GIVEN INSTRUCTION A:
Condense the paragraph of the Sundarbans passage that begins "Their ability to store carbon" into a short bulleted list that keeps its main facts.
GIVEN INSTRUCTION B:
Rewrite the part of the Sundarbans passage starting at "11 July 2026, New" and ending at "to the Sundarbans.", switching "cyclones" to "hurricanes".

EXCERPTED TEXT:

· · · · · · ·

11 July 2026, New Delhi: The Indian Sundarbans sits where rivers flowing from the Himalayas meet the Bay of Bengal. Shared by India and Bangladesh, it is part of the world’s largest contiguous mangrove forest and one of the most densely inhabited coastal landscapes in the world. 

But its islands support farming communities that are highly exposed to climate risk. Inhabitants are constantly facing cyclones and storms, tidal flooding, erosion and sea-level rise which have had adverse impacts on their livelihoods.

Mangroves are central to the Sundarbans.  

Their ability to store carbon, protect coastlines from erosion and storm surges, and provide habitat for fish and other species makes them part of the region’s natural infrastructure, but also part of its economy. They sustain fisheries and aquaculture, making them vital to communities whose livelihoods depend on these waters. 

But these forests have been under pressure for decades. In many coastal regions, mangrove areas have been cleared or degraded while settlements, farms and aquaculture ponds have expanded. Intensive shrimp farming has been one of the major drivers, especially in parts of Asia where export demand has driven the expansion of brackishwater aquaculture.

· · · · · · ·

[Records in a dataset]
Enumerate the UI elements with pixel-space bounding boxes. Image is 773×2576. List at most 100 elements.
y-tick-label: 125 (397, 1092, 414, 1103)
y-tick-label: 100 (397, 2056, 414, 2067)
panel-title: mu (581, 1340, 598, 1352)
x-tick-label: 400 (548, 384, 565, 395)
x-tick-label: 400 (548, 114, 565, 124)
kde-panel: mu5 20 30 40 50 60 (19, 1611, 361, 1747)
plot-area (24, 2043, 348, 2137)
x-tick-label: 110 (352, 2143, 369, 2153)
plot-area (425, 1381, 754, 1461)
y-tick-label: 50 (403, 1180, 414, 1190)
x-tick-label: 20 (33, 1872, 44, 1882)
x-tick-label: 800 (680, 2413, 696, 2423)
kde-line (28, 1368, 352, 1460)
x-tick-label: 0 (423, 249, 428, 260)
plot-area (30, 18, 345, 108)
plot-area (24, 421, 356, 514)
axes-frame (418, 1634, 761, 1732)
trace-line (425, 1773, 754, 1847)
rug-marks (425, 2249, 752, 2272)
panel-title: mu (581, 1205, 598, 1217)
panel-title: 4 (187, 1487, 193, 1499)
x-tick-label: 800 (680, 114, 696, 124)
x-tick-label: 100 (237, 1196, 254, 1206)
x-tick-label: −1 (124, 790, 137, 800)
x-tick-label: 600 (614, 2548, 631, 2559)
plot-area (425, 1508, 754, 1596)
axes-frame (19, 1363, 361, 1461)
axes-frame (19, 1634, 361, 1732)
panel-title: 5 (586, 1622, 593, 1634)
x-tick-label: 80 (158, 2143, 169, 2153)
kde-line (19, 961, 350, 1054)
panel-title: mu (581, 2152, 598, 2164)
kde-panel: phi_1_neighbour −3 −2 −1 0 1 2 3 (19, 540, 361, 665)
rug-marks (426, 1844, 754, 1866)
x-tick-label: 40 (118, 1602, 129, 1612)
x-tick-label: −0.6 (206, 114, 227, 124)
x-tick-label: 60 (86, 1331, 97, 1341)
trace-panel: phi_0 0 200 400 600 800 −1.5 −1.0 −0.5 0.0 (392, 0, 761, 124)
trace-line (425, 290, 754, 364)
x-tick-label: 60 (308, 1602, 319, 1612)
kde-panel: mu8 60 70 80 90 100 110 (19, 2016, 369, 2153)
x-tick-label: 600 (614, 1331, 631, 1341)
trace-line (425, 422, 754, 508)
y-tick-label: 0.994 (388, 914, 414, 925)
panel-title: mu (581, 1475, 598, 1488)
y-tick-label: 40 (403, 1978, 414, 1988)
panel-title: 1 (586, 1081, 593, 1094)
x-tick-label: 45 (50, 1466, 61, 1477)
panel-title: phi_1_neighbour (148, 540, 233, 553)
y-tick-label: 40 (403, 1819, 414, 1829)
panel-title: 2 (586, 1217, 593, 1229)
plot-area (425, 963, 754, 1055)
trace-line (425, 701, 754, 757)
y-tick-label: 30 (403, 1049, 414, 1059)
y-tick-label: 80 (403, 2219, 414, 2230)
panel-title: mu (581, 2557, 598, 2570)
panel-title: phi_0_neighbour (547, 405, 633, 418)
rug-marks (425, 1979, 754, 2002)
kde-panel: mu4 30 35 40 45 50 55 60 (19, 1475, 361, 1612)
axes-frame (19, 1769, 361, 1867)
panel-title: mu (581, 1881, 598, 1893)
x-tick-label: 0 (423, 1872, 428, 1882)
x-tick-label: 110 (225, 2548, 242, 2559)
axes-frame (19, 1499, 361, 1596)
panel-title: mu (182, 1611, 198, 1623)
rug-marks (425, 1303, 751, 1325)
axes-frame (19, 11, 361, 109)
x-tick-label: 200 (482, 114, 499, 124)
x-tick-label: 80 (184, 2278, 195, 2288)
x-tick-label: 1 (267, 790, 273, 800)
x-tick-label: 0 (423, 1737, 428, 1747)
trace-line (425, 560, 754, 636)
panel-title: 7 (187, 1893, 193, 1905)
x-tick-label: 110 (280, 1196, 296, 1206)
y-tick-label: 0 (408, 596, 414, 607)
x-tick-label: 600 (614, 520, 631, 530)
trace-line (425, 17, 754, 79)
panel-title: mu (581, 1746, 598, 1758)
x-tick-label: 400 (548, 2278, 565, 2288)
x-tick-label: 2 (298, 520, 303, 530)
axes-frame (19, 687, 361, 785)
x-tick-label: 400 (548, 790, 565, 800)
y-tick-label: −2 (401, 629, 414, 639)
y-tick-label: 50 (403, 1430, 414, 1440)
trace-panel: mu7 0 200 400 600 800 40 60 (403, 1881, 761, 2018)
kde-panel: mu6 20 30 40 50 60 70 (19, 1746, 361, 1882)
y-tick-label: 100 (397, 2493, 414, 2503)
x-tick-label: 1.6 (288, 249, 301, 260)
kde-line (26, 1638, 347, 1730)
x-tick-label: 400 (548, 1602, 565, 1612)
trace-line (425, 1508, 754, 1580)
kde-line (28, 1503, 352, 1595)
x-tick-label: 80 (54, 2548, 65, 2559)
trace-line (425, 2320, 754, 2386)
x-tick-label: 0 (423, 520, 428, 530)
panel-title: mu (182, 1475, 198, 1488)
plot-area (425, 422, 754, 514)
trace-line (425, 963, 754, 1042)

· · · · · · ·

TASK RESPONSE A:
- Mangroves store carbon, shield coastlines from erosion and storm surges, and provide habitat for fish and other species.
- These roles make them part of both the region's natural infrastructure and its economy.
- They sustain fisheries and aquaculture, so communities whose livelihoods depend on these waters rely on them.

TASK RESPONSE B:
11 July 2026, New Delhi: The Indian Sundarbans sits where rivers flowing from the Himalayas meet the Bay of Bengal. Shared by India and Bangladesh, it is part of the world’s largest contiguous mangrove forest and one of the most densely inhabited coastal landscapes in the world. 

But its islands support farming communities that are highly exposed to climate risk. Inhabitants are constantly facing hurricanes and storms, tidal flooding, erosion and sea-level rise which have had adverse impacts on their livelihoods.

Mangroves are central to the Sundarbans.